Element and box listings:
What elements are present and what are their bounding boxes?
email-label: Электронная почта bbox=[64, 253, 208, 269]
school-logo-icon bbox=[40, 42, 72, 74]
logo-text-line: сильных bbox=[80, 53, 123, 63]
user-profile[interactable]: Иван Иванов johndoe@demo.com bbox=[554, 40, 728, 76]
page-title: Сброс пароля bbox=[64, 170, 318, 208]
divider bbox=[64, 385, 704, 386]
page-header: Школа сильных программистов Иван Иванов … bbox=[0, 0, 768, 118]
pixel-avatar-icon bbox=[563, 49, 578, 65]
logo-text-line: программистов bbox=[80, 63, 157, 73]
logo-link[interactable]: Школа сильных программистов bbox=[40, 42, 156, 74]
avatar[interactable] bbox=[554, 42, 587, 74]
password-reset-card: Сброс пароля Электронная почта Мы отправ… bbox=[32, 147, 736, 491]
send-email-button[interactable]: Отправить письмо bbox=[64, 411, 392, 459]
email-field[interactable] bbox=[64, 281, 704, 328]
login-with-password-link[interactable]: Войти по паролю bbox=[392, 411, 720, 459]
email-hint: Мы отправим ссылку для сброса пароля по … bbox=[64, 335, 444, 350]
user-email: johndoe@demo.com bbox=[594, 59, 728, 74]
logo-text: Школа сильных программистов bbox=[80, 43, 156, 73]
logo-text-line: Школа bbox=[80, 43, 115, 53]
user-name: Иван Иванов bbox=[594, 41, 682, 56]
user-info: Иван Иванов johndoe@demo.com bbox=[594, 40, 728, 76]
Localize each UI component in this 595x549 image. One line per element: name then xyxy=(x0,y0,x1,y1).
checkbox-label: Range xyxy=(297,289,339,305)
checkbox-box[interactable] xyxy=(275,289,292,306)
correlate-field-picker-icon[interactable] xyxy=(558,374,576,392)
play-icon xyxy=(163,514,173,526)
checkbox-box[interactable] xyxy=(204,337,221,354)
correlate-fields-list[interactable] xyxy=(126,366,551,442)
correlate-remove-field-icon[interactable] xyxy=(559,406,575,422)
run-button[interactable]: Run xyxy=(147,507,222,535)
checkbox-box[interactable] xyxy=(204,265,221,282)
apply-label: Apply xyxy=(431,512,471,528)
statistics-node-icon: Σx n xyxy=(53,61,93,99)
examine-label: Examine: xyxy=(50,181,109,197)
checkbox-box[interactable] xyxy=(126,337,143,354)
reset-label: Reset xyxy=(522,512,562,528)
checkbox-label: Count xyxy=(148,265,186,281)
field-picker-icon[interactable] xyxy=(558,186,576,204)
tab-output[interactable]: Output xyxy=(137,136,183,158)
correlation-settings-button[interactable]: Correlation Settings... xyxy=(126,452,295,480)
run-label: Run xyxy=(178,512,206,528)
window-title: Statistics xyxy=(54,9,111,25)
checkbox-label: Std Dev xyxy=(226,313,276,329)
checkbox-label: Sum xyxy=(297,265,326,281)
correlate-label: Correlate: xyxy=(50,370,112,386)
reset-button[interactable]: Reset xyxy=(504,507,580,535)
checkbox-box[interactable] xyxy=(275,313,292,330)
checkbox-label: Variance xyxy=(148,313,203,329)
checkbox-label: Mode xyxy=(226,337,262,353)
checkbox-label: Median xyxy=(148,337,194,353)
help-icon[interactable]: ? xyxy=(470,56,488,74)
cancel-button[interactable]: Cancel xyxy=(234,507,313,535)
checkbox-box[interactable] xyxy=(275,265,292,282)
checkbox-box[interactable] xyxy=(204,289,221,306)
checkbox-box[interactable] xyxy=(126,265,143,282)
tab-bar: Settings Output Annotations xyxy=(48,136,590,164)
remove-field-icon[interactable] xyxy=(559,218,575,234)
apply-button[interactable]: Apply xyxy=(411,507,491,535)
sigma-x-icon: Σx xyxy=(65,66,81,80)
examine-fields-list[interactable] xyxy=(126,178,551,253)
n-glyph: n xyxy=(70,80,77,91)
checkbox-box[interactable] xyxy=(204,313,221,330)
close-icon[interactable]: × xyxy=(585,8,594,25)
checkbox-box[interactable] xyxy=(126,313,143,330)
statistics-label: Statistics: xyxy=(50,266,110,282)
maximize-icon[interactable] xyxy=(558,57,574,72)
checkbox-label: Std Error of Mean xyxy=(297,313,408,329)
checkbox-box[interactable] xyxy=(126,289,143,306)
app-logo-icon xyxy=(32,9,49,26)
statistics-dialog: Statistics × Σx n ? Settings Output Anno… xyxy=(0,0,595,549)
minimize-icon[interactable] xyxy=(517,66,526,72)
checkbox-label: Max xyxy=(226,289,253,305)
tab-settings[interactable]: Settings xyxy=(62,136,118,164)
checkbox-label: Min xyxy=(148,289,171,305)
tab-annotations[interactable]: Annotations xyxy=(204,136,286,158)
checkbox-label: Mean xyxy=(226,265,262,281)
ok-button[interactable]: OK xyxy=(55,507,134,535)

▶ **THE REQUEST**
Copy every line of the items above word for word, without changing anything.

▶ **EXERCISE RESULT**
What elements are present and what are their bounding boxes?
email-label: Электронная почта bbox=[64, 253, 208, 269]
school-logo-icon bbox=[40, 42, 72, 74]
logo-text-line: сильных bbox=[80, 53, 123, 63]
user-profile[interactable]: Иван Иванов johndoe@demo.com bbox=[554, 40, 728, 76]
page-title: Сброс пароля bbox=[64, 170, 318, 208]
divider bbox=[64, 385, 704, 386]
page-header: Школа сильных программистов Иван Иванов … bbox=[0, 0, 768, 118]
pixel-avatar-icon bbox=[563, 49, 578, 65]
logo-text-line: программистов bbox=[80, 63, 157, 73]
logo-link[interactable]: Школа сильных программистов bbox=[40, 42, 156, 74]
avatar[interactable] bbox=[554, 42, 587, 74]
password-reset-card: Сброс пароля Электронная почта Мы отправ… bbox=[32, 147, 736, 491]
send-email-button[interactable]: Отправить письмо bbox=[64, 411, 392, 459]
email-field[interactable] bbox=[64, 281, 704, 328]
login-with-password-link[interactable]: Войти по паролю bbox=[392, 411, 720, 459]
email-hint: Мы отправим ссылку для сброса пароля по … bbox=[64, 335, 444, 350]
user-email: johndoe@demo.com bbox=[594, 59, 728, 74]
logo-text: Школа сильных программистов bbox=[80, 43, 156, 73]
logo-text-line: Школа bbox=[80, 43, 115, 53]
user-name: Иван Иванов bbox=[594, 41, 682, 56]
user-info: Иван Иванов johndoe@demo.com bbox=[594, 40, 728, 76]
Localize each UI component in this 595x549 image. One line per element: name then xyxy=(x0,y0,x1,y1).
checkbox-label: Range xyxy=(297,289,339,305)
checkbox-box[interactable] xyxy=(275,289,292,306)
correlate-field-picker-icon[interactable] xyxy=(558,374,576,392)
play-icon xyxy=(163,514,173,526)
checkbox-box[interactable] xyxy=(204,337,221,354)
correlate-fields-list[interactable] xyxy=(126,366,551,442)
correlate-remove-field-icon[interactable] xyxy=(559,406,575,422)
run-button[interactable]: Run xyxy=(147,507,222,535)
checkbox-box[interactable] xyxy=(204,265,221,282)
apply-label: Apply xyxy=(431,512,471,528)
statistics-node-icon: Σx n xyxy=(53,61,93,99)
examine-label: Examine: xyxy=(50,181,109,197)
checkbox-box[interactable] xyxy=(126,337,143,354)
reset-label: Reset xyxy=(522,512,562,528)
checkbox-label: Count xyxy=(148,265,186,281)
field-picker-icon[interactable] xyxy=(558,186,576,204)
tab-output[interactable]: Output xyxy=(137,136,183,158)
correlation-settings-button[interactable]: Correlation Settings... xyxy=(126,452,295,480)
run-label: Run xyxy=(178,512,206,528)
window-title: Statistics xyxy=(54,9,111,25)
checkbox-label: Std Dev xyxy=(226,313,276,329)
checkbox-label: Sum xyxy=(297,265,326,281)
correlate-label: Correlate: xyxy=(50,370,112,386)
reset-button[interactable]: Reset xyxy=(504,507,580,535)
checkbox-box[interactable] xyxy=(275,313,292,330)
checkbox-label: Variance xyxy=(148,313,203,329)
checkbox-label: Mode xyxy=(226,337,262,353)
checkbox-label: Median xyxy=(148,337,194,353)
help-icon[interactable]: ? xyxy=(470,56,488,74)
cancel-button[interactable]: Cancel xyxy=(234,507,313,535)
checkbox-box[interactable] xyxy=(275,265,292,282)
checkbox-box[interactable] xyxy=(204,289,221,306)
checkbox-box[interactable] xyxy=(126,265,143,282)
tab-bar: Settings Output Annotations xyxy=(48,136,590,164)
remove-field-icon[interactable] xyxy=(559,218,575,234)
apply-button[interactable]: Apply xyxy=(411,507,491,535)
sigma-x-icon: Σx xyxy=(65,66,81,80)
examine-fields-list[interactable] xyxy=(126,178,551,253)
n-glyph: n xyxy=(70,80,77,91)
checkbox-box[interactable] xyxy=(204,313,221,330)
close-icon[interactable]: × xyxy=(585,8,594,25)
checkbox-box[interactable] xyxy=(126,313,143,330)
statistics-label: Statistics: xyxy=(50,266,110,282)
maximize-icon[interactable] xyxy=(558,57,574,72)
checkbox-label: Std Error of Mean xyxy=(297,313,408,329)
checkbox-box[interactable] xyxy=(126,289,143,306)
app-logo-icon xyxy=(32,9,49,26)
statistics-dialog: Statistics × Σx n ? Settings Output Anno… xyxy=(0,0,595,549)
minimize-icon[interactable] xyxy=(517,66,526,72)
checkbox-label: Max xyxy=(226,289,253,305)
tab-settings[interactable]: Settings xyxy=(62,136,118,164)
checkbox-label: Min xyxy=(148,289,171,305)
tab-annotations[interactable]: Annotations xyxy=(204,136,286,158)
checkbox-label: Mean xyxy=(226,265,262,281)
ok-button[interactable]: OK xyxy=(55,507,134,535)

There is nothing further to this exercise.